TASK PROMPT
Give back the records below exactly, every one, with no pictures.

INPUT FOR THIS TASK

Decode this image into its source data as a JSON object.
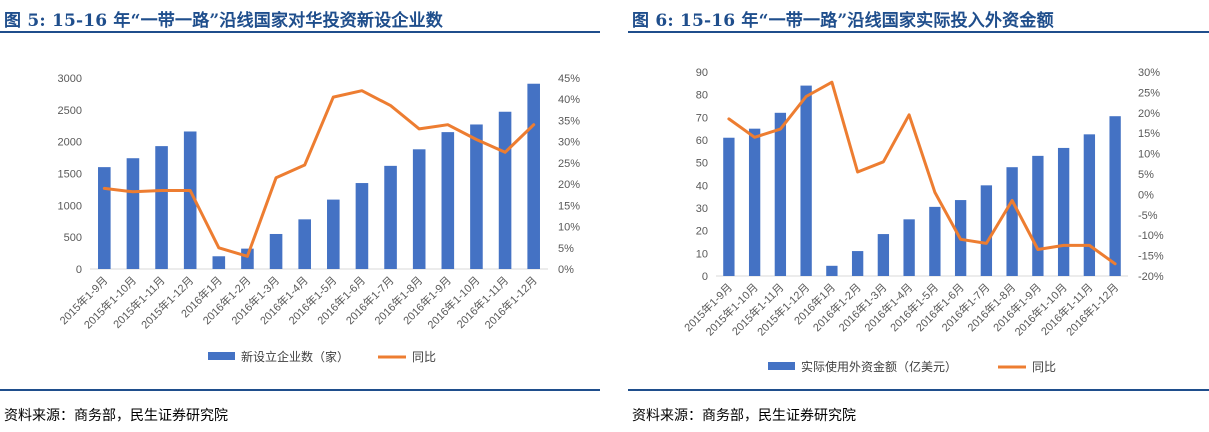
{
  "left": {
    "title": "图 5: 15-16 年“一带一路”沿线国家对华投资新设企业数",
    "source": "资料来源：商务部，民生证券研究院"
  },
  "right": {
    "title": "图 6: 15-16 年“一带一路”沿线国家实际投入外资金额",
    "source": "资料来源：商务部，民生证券研究院"
  },
  "chart_data": [
    {
      "type": "bar",
      "title": "图 5: 15-16 年“一带一路”沿线国家对华投资新设企业数",
      "categories": [
        "2015年1-9月",
        "2015年1-10月",
        "2015年1-11月",
        "2015年1-12月",
        "2016年1月",
        "2016年1-2月",
        "2016年1-3月",
        "2016年1-4月",
        "2016年1-5月",
        "2016年1-6月",
        "2016年1-7月",
        "2016年1-8月",
        "2016年1-9月",
        "2016年1-10月",
        "2016年1-11月",
        "2016年1-12月"
      ],
      "series": [
        {
          "name": "新设立企业数（家）",
          "type": "bar",
          "axis": "left",
          "color": "#4472c4",
          "values": [
            1600,
            1740,
            1930,
            2160,
            200,
            320,
            550,
            780,
            1090,
            1350,
            1620,
            1880,
            2150,
            2270,
            2470,
            2910
          ]
        },
        {
          "name": "同比",
          "type": "line",
          "axis": "right",
          "color": "#ed7d31",
          "values": [
            19,
            18.2,
            18.5,
            18.5,
            5,
            3,
            21.5,
            24.5,
            40.5,
            42,
            38.5,
            33,
            34,
            30.5,
            27.5,
            34
          ]
        }
      ],
      "y_left": {
        "min": 0,
        "max": 3000,
        "step": 500,
        "ticks": [
          "0",
          "500",
          "1000",
          "1500",
          "2000",
          "2500",
          "3000"
        ]
      },
      "y_right": {
        "min": 0,
        "max": 45,
        "step": 5,
        "ticks": [
          "0%",
          "5%",
          "10%",
          "15%",
          "20%",
          "25%",
          "30%",
          "35%",
          "40%",
          "45%"
        ]
      },
      "legend_position": "bottom",
      "grid": false
    },
    {
      "type": "bar",
      "title": "图 6: 15-16 年“一带一路”沿线国家实际投入外资金额",
      "categories": [
        "2015年1-9月",
        "2015年1-10月",
        "2015年1-11月",
        "2015年1-12月",
        "2016年1月",
        "2016年1-2月",
        "2016年1-3月",
        "2016年1-4月",
        "2016年1-5月",
        "2016年1-6月",
        "2016年1-7月",
        "2016年1-8月",
        "2016年1-9月",
        "2016年1-10月",
        "2016年1-11月",
        "2016年1-12月"
      ],
      "series": [
        {
          "name": "实际使用外资金额（亿美元）",
          "type": "bar",
          "axis": "left",
          "color": "#4472c4",
          "values": [
            61,
            65,
            72,
            84,
            4.5,
            11,
            18.5,
            25,
            30.5,
            33.5,
            40,
            48,
            53,
            56.5,
            62.5,
            70.5
          ]
        },
        {
          "name": "同比",
          "type": "line",
          "axis": "right",
          "color": "#ed7d31",
          "values": [
            18.5,
            14,
            16,
            24,
            27.5,
            5.5,
            8,
            19.5,
            0.5,
            -11,
            -12,
            -1.5,
            -13.5,
            -12.5,
            -12.5,
            -17
          ]
        }
      ],
      "y_left": {
        "min": 0,
        "max": 90,
        "step": 10,
        "ticks": [
          "0",
          "10",
          "20",
          "30",
          "40",
          "50",
          "60",
          "70",
          "80",
          "90"
        ]
      },
      "y_right": {
        "min": -20,
        "max": 30,
        "step": 5,
        "ticks": [
          "-20%",
          "-15%",
          "-10%",
          "-5%",
          "0%",
          "5%",
          "10%",
          "15%",
          "20%",
          "25%",
          "30%"
        ]
      },
      "legend_position": "bottom",
      "grid": false
    }
  ]
}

TASK SOLUTION
Decode this image into its source data as a JSON object.
{
  "left": {
    "title": "图 5: 15-16 年“一带一路”沿线国家对华投资新设企业数",
    "source": "资料来源：商务部，民生证券研究院"
  },
  "right": {
    "title": "图 6: 15-16 年“一带一路”沿线国家实际投入外资金额",
    "source": "资料来源：商务部，民生证券研究院"
  },
  "chart_data": [
    {
      "type": "bar",
      "title": "图 5: 15-16 年“一带一路”沿线国家对华投资新设企业数",
      "categories": [
        "2015年1-9月",
        "2015年1-10月",
        "2015年1-11月",
        "2015年1-12月",
        "2016年1月",
        "2016年1-2月",
        "2016年1-3月",
        "2016年1-4月",
        "2016年1-5月",
        "2016年1-6月",
        "2016年1-7月",
        "2016年1-8月",
        "2016年1-9月",
        "2016年1-10月",
        "2016年1-11月",
        "2016年1-12月"
      ],
      "series": [
        {
          "name": "新设立企业数（家）",
          "type": "bar",
          "axis": "left",
          "color": "#4472c4",
          "values": [
            1600,
            1740,
            1930,
            2160,
            200,
            320,
            550,
            780,
            1090,
            1350,
            1620,
            1880,
            2150,
            2270,
            2470,
            2910
          ]
        },
        {
          "name": "同比",
          "type": "line",
          "axis": "right",
          "color": "#ed7d31",
          "values": [
            19,
            18.2,
            18.5,
            18.5,
            5,
            3,
            21.5,
            24.5,
            40.5,
            42,
            38.5,
            33,
            34,
            30.5,
            27.5,
            34
          ]
        }
      ],
      "y_left": {
        "min": 0,
        "max": 3000,
        "step": 500,
        "ticks": [
          "0",
          "500",
          "1000",
          "1500",
          "2000",
          "2500",
          "3000"
        ]
      },
      "y_right": {
        "min": 0,
        "max": 45,
        "step": 5,
        "ticks": [
          "0%",
          "5%",
          "10%",
          "15%",
          "20%",
          "25%",
          "30%",
          "35%",
          "40%",
          "45%"
        ]
      },
      "legend_position": "bottom",
      "grid": false
    },
    {
      "type": "bar",
      "title": "图 6: 15-16 年“一带一路”沿线国家实际投入外资金额",
      "categories": [
        "2015年1-9月",
        "2015年1-10月",
        "2015年1-11月",
        "2015年1-12月",
        "2016年1月",
        "2016年1-2月",
        "2016年1-3月",
        "2016年1-4月",
        "2016年1-5月",
        "2016年1-6月",
        "2016年1-7月",
        "2016年1-8月",
        "2016年1-9月",
        "2016年1-10月",
        "2016年1-11月",
        "2016年1-12月"
      ],
      "series": [
        {
          "name": "实际使用外资金额（亿美元）",
          "type": "bar",
          "axis": "left",
          "color": "#4472c4",
          "values": [
            61,
            65,
            72,
            84,
            4.5,
            11,
            18.5,
            25,
            30.5,
            33.5,
            40,
            48,
            53,
            56.5,
            62.5,
            70.5
          ]
        },
        {
          "name": "同比",
          "type": "line",
          "axis": "right",
          "color": "#ed7d31",
          "values": [
            18.5,
            14,
            16,
            24,
            27.5,
            5.5,
            8,
            19.5,
            0.5,
            -11,
            -12,
            -1.5,
            -13.5,
            -12.5,
            -12.5,
            -17
          ]
        }
      ],
      "y_left": {
        "min": 0,
        "max": 90,
        "step": 10,
        "ticks": [
          "0",
          "10",
          "20",
          "30",
          "40",
          "50",
          "60",
          "70",
          "80",
          "90"
        ]
      },
      "y_right": {
        "min": -20,
        "max": 30,
        "step": 5,
        "ticks": [
          "-20%",
          "-15%",
          "-10%",
          "-5%",
          "0%",
          "5%",
          "10%",
          "15%",
          "20%",
          "25%",
          "30%"
        ]
      },
      "legend_position": "bottom",
      "grid": false
    }
  ]
}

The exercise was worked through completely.